The material below should be written out in full and exactly; pictures stay out of the copy.

── MATERIAL SHOWN ──

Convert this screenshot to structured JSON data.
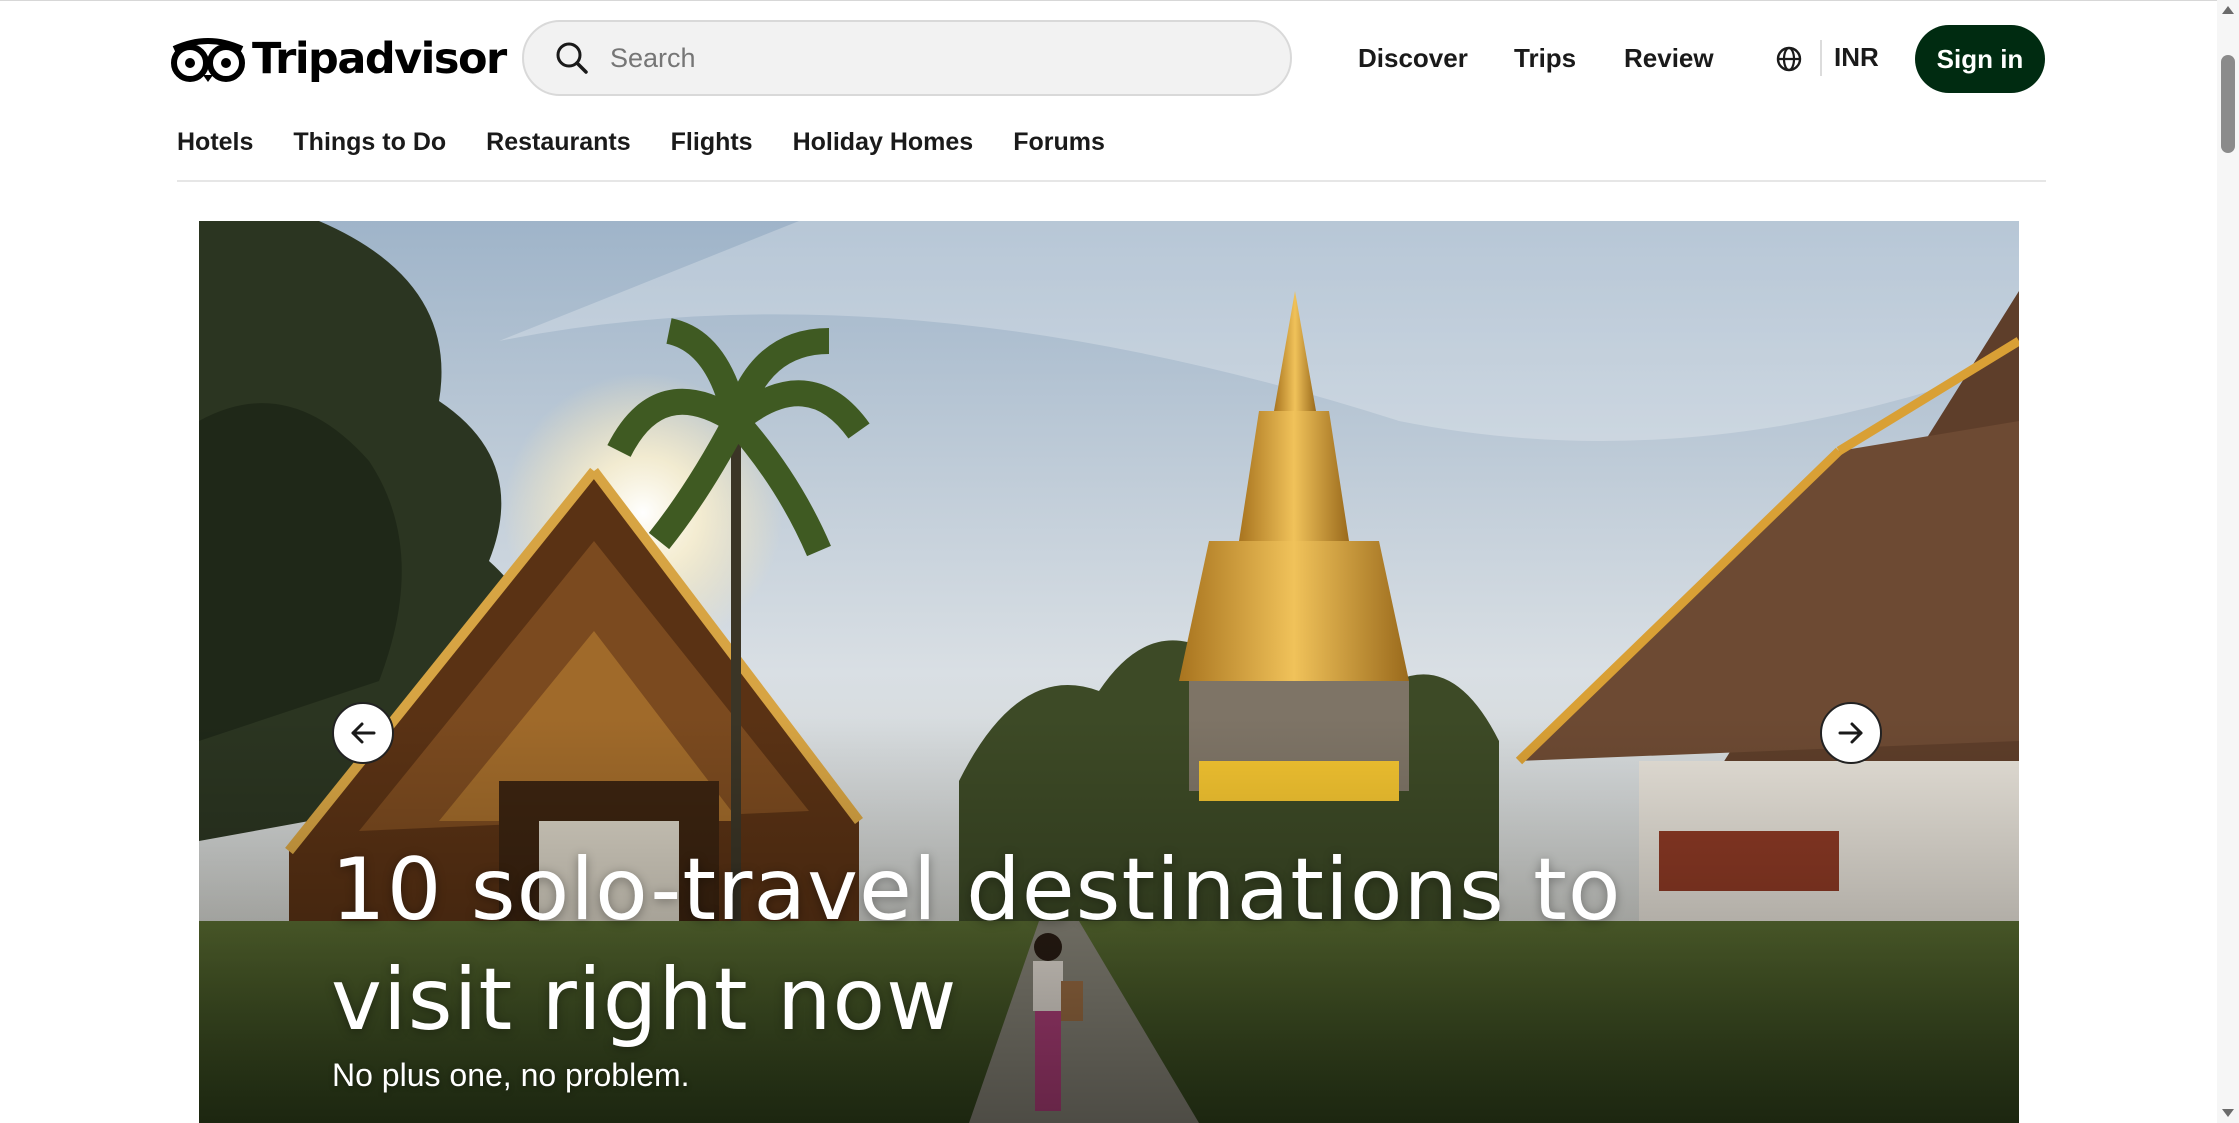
{
  "header": {
    "logo_text": "Tripadvisor",
    "search": {
      "placeholder": "Search",
      "value": ""
    },
    "nav": [
      "Discover",
      "Trips",
      "Review"
    ],
    "currency": "INR",
    "sign_in_label": "Sign in"
  },
  "subnav": [
    "Hotels",
    "Things to Do",
    "Restaurants",
    "Flights",
    "Holiday Homes",
    "Forums"
  ],
  "hero": {
    "title_line1": "10 solo-travel destinations to",
    "title_line2": "visit right now",
    "subtitle": "No plus one, no problem."
  },
  "colors": {
    "brand_dark": "#002b11",
    "nav_text": "#1a1a1a"
  },
  "icons": [
    "tripadvisor-owl-logo",
    "search-icon",
    "globe-icon",
    "arrow-left-icon",
    "arrow-right-icon"
  ]
}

───

* EXERCISE RESPONSE:
Convert this screenshot to structured JSON data.
{
  "header": {
    "logo_text": "Tripadvisor",
    "search": {
      "placeholder": "Search",
      "value": ""
    },
    "nav": [
      "Discover",
      "Trips",
      "Review"
    ],
    "currency": "INR",
    "sign_in_label": "Sign in"
  },
  "subnav": [
    "Hotels",
    "Things to Do",
    "Restaurants",
    "Flights",
    "Holiday Homes",
    "Forums"
  ],
  "hero": {
    "title_line1": "10 solo-travel destinations to",
    "title_line2": "visit right now",
    "subtitle": "No plus one, no problem."
  },
  "colors": {
    "brand_dark": "#002b11",
    "nav_text": "#1a1a1a"
  },
  "icons": [
    "tripadvisor-owl-logo",
    "search-icon",
    "globe-icon",
    "arrow-left-icon",
    "arrow-right-icon"
  ]
}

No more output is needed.